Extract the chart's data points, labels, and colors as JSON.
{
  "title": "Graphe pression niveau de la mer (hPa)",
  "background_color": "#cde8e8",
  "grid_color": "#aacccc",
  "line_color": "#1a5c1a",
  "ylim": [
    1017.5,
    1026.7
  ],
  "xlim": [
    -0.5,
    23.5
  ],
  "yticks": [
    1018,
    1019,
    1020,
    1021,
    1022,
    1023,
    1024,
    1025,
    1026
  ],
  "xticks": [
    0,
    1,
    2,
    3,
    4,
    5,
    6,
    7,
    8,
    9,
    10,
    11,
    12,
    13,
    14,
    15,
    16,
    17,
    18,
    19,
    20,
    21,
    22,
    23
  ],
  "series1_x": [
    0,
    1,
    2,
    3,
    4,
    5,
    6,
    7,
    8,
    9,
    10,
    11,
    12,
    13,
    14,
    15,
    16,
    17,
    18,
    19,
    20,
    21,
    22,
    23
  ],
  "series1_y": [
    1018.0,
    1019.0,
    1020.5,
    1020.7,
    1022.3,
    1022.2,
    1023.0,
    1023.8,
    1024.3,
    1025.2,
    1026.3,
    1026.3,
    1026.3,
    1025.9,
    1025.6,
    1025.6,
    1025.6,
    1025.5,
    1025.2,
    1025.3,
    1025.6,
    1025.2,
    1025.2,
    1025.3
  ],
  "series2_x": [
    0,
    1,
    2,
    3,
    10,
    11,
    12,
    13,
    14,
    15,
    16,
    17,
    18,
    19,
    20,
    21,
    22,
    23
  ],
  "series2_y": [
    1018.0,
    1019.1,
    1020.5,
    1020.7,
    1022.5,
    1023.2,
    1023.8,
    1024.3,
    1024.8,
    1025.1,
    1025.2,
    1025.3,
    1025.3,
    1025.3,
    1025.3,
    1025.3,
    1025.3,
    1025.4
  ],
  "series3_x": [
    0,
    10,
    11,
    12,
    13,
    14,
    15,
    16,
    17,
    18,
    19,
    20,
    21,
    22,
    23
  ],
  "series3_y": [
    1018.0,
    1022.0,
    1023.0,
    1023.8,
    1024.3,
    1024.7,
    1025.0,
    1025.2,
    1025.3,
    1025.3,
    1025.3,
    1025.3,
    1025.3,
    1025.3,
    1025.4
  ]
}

######

- Required task -
Print out all the entries precisely as written.

- Response below -
Extract the chart's data points, labels, and colors as JSON.
{
  "title": "Graphe pression niveau de la mer (hPa)",
  "background_color": "#cde8e8",
  "grid_color": "#aacccc",
  "line_color": "#1a5c1a",
  "ylim": [
    1017.5,
    1026.7
  ],
  "xlim": [
    -0.5,
    23.5
  ],
  "yticks": [
    1018,
    1019,
    1020,
    1021,
    1022,
    1023,
    1024,
    1025,
    1026
  ],
  "xticks": [
    0,
    1,
    2,
    3,
    4,
    5,
    6,
    7,
    8,
    9,
    10,
    11,
    12,
    13,
    14,
    15,
    16,
    17,
    18,
    19,
    20,
    21,
    22,
    23
  ],
  "series1_x": [
    0,
    1,
    2,
    3,
    4,
    5,
    6,
    7,
    8,
    9,
    10,
    11,
    12,
    13,
    14,
    15,
    16,
    17,
    18,
    19,
    20,
    21,
    22,
    23
  ],
  "series1_y": [
    1018.0,
    1019.0,
    1020.5,
    1020.7,
    1022.3,
    1022.2,
    1023.0,
    1023.8,
    1024.3,
    1025.2,
    1026.3,
    1026.3,
    1026.3,
    1025.9,
    1025.6,
    1025.6,
    1025.6,
    1025.5,
    1025.2,
    1025.3,
    1025.6,
    1025.2,
    1025.2,
    1025.3
  ],
  "series2_x": [
    0,
    1,
    2,
    3,
    10,
    11,
    12,
    13,
    14,
    15,
    16,
    17,
    18,
    19,
    20,
    21,
    22,
    23
  ],
  "series2_y": [
    1018.0,
    1019.1,
    1020.5,
    1020.7,
    1022.5,
    1023.2,
    1023.8,
    1024.3,
    1024.8,
    1025.1,
    1025.2,
    1025.3,
    1025.3,
    1025.3,
    1025.3,
    1025.3,
    1025.3,
    1025.4
  ],
  "series3_x": [
    0,
    10,
    11,
    12,
    13,
    14,
    15,
    16,
    17,
    18,
    19,
    20,
    21,
    22,
    23
  ],
  "series3_y": [
    1018.0,
    1022.0,
    1023.0,
    1023.8,
    1024.3,
    1024.7,
    1025.0,
    1025.2,
    1025.3,
    1025.3,
    1025.3,
    1025.3,
    1025.3,
    1025.3,
    1025.4
  ]
}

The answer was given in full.